**PROVIDED ENTRIES**
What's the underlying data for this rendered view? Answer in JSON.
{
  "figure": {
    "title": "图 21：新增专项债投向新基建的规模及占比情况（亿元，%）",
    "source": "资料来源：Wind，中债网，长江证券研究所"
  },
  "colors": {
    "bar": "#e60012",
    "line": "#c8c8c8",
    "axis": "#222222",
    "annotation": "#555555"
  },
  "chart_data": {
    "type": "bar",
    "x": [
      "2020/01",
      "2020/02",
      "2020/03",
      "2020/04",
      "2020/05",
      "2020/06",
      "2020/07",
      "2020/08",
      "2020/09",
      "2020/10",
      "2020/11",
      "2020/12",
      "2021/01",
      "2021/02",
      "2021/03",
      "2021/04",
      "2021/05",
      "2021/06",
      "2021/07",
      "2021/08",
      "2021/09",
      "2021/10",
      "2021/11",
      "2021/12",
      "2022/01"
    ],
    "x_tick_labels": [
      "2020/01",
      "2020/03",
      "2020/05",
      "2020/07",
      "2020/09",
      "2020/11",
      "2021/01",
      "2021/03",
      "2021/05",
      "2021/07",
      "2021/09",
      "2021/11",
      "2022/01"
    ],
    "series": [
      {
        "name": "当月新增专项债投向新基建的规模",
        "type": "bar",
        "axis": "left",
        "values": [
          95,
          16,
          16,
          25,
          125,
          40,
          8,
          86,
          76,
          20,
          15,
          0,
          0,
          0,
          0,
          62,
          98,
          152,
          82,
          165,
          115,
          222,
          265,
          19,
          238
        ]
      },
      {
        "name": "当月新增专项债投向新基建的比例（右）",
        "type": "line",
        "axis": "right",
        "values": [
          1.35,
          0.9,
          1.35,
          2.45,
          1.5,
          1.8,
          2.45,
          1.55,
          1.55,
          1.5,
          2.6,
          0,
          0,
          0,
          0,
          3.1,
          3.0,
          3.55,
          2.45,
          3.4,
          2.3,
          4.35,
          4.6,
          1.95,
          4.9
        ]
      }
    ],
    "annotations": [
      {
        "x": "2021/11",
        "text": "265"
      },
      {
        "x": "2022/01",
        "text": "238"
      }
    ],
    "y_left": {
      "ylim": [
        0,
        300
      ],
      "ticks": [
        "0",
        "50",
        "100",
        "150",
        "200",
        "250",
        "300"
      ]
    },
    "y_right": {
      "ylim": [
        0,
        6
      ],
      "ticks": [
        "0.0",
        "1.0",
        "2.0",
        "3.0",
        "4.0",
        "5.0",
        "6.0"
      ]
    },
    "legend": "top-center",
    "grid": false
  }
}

**REQUIREMENTS**
Restate each record word for word.

**OUTPUT FOR THIS EXERCISE**
What's the underlying data for this rendered view? Answer in JSON.
{
  "figure": {
    "title": "图 21：新增专项债投向新基建的规模及占比情况（亿元，%）",
    "source": "资料来源：Wind，中债网，长江证券研究所"
  },
  "colors": {
    "bar": "#e60012",
    "line": "#c8c8c8",
    "axis": "#222222",
    "annotation": "#555555"
  },
  "chart_data": {
    "type": "bar",
    "x": [
      "2020/01",
      "2020/02",
      "2020/03",
      "2020/04",
      "2020/05",
      "2020/06",
      "2020/07",
      "2020/08",
      "2020/09",
      "2020/10",
      "2020/11",
      "2020/12",
      "2021/01",
      "2021/02",
      "2021/03",
      "2021/04",
      "2021/05",
      "2021/06",
      "2021/07",
      "2021/08",
      "2021/09",
      "2021/10",
      "2021/11",
      "2021/12",
      "2022/01"
    ],
    "x_tick_labels": [
      "2020/01",
      "2020/03",
      "2020/05",
      "2020/07",
      "2020/09",
      "2020/11",
      "2021/01",
      "2021/03",
      "2021/05",
      "2021/07",
      "2021/09",
      "2021/11",
      "2022/01"
    ],
    "series": [
      {
        "name": "当月新增专项债投向新基建的规模",
        "type": "bar",
        "axis": "left",
        "values": [
          95,
          16,
          16,
          25,
          125,
          40,
          8,
          86,
          76,
          20,
          15,
          0,
          0,
          0,
          0,
          62,
          98,
          152,
          82,
          165,
          115,
          222,
          265,
          19,
          238
        ]
      },
      {
        "name": "当月新增专项债投向新基建的比例（右）",
        "type": "line",
        "axis": "right",
        "values": [
          1.35,
          0.9,
          1.35,
          2.45,
          1.5,
          1.8,
          2.45,
          1.55,
          1.55,
          1.5,
          2.6,
          0,
          0,
          0,
          0,
          3.1,
          3.0,
          3.55,
          2.45,
          3.4,
          2.3,
          4.35,
          4.6,
          1.95,
          4.9
        ]
      }
    ],
    "annotations": [
      {
        "x": "2021/11",
        "text": "265"
      },
      {
        "x": "2022/01",
        "text": "238"
      }
    ],
    "y_left": {
      "ylim": [
        0,
        300
      ],
      "ticks": [
        "0",
        "50",
        "100",
        "150",
        "200",
        "250",
        "300"
      ]
    },
    "y_right": {
      "ylim": [
        0,
        6
      ],
      "ticks": [
        "0.0",
        "1.0",
        "2.0",
        "3.0",
        "4.0",
        "5.0",
        "6.0"
      ]
    },
    "legend": "top-center",
    "grid": false
  }
}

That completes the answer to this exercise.